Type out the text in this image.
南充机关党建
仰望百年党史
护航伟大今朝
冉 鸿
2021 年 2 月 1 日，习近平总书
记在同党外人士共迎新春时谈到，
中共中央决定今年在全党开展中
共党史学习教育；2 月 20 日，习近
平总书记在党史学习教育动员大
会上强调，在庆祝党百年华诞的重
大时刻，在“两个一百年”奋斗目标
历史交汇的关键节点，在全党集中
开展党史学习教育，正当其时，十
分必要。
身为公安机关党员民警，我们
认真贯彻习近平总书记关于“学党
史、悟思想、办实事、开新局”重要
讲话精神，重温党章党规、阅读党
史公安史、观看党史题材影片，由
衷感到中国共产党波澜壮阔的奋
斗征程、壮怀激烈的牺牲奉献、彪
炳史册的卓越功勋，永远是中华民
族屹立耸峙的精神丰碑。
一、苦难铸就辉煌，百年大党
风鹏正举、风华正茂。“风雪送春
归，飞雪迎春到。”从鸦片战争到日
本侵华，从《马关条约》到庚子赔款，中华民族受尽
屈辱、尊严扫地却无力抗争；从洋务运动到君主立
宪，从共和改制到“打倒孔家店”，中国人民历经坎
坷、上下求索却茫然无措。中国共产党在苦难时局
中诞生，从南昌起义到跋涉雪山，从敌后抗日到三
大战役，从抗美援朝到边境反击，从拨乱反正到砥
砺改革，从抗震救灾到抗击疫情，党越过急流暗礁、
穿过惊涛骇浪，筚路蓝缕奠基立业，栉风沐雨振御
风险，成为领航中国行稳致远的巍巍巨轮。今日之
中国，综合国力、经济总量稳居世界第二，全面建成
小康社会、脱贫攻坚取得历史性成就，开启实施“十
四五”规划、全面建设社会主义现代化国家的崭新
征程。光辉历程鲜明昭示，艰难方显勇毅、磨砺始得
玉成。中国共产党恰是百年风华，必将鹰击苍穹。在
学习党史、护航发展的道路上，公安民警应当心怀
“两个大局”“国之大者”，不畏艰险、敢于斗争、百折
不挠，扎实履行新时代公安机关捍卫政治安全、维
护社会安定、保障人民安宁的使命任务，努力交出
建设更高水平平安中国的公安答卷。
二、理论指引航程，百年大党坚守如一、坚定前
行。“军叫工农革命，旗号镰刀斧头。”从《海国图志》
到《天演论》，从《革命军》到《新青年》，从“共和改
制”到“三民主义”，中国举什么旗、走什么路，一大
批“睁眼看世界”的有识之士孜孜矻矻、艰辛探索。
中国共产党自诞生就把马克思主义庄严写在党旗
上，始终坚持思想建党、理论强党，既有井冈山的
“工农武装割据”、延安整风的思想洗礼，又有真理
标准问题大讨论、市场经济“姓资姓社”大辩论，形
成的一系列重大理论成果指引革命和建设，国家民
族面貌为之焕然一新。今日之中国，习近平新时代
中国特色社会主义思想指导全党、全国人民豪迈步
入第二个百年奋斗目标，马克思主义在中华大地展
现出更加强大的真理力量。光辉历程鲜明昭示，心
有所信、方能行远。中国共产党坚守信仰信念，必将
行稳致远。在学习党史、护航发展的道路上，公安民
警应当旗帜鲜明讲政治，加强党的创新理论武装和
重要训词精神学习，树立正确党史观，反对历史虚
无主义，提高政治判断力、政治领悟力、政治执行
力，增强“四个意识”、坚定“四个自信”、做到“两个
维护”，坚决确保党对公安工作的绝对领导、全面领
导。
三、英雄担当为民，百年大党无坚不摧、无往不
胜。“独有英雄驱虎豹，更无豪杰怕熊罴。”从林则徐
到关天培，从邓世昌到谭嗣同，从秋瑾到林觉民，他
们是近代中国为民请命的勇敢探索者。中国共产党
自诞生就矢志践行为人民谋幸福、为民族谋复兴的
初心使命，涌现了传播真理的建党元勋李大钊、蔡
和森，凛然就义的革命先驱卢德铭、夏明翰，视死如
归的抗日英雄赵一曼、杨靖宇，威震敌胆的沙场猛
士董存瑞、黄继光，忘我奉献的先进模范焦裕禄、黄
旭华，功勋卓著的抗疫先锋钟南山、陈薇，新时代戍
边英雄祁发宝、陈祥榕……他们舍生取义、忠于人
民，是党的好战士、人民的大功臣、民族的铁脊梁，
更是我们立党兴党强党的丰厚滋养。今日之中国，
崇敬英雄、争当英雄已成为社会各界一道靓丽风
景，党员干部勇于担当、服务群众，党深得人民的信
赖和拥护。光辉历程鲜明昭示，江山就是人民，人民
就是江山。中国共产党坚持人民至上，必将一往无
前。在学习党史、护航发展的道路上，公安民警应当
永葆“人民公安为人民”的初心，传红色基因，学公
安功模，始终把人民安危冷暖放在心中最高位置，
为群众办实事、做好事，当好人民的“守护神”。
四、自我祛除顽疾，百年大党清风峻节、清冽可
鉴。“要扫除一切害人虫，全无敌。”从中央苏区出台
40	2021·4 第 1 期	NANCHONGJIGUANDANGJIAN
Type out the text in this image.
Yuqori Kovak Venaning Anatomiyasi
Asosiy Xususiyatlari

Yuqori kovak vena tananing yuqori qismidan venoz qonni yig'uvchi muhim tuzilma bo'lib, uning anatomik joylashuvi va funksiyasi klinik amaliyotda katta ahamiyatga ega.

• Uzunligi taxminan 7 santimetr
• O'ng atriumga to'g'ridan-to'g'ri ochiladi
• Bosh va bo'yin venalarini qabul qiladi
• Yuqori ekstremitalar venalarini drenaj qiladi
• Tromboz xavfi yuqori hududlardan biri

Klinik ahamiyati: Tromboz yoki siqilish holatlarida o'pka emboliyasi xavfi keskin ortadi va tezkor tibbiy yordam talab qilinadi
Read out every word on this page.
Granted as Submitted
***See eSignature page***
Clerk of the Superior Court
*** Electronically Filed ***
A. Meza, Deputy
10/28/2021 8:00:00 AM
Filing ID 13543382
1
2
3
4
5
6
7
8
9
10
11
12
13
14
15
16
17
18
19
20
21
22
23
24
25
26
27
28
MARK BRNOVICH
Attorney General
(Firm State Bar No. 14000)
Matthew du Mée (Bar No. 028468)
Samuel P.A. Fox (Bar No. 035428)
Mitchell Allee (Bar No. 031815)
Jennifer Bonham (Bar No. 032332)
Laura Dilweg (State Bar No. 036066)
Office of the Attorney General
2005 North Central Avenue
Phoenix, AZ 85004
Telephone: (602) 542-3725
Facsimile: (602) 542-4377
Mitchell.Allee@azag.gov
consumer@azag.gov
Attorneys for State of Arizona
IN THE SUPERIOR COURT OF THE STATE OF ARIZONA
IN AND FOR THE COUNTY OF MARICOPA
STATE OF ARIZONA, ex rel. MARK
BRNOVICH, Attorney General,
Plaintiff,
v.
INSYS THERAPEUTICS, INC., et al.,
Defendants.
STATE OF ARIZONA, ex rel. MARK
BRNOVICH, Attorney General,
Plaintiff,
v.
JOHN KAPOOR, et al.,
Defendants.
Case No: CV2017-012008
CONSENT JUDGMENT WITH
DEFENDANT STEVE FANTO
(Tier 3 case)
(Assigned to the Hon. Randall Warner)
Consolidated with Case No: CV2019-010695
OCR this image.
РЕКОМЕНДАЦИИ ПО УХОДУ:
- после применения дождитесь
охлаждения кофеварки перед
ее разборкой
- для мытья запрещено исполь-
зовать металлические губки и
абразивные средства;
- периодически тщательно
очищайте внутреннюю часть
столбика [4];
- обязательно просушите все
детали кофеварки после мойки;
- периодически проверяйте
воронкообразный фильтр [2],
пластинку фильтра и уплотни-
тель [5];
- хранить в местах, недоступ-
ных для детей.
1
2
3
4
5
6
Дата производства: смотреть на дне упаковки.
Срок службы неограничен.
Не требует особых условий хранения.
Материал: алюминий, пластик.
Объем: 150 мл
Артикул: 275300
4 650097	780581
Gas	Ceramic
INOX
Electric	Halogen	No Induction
——————
Task objective: Only lines with the word "光辉历程鲜明昭示" are wanted, so copy each one from the records.

Solution to the exercise:
征程。光辉历程鲜明昭示，艰难方显勇毅、磨砺始得
现出更加强大的真理力量。光辉历程鲜明昭示，心
赖和拥护。光辉历程鲜明昭示，江山就是人民，人民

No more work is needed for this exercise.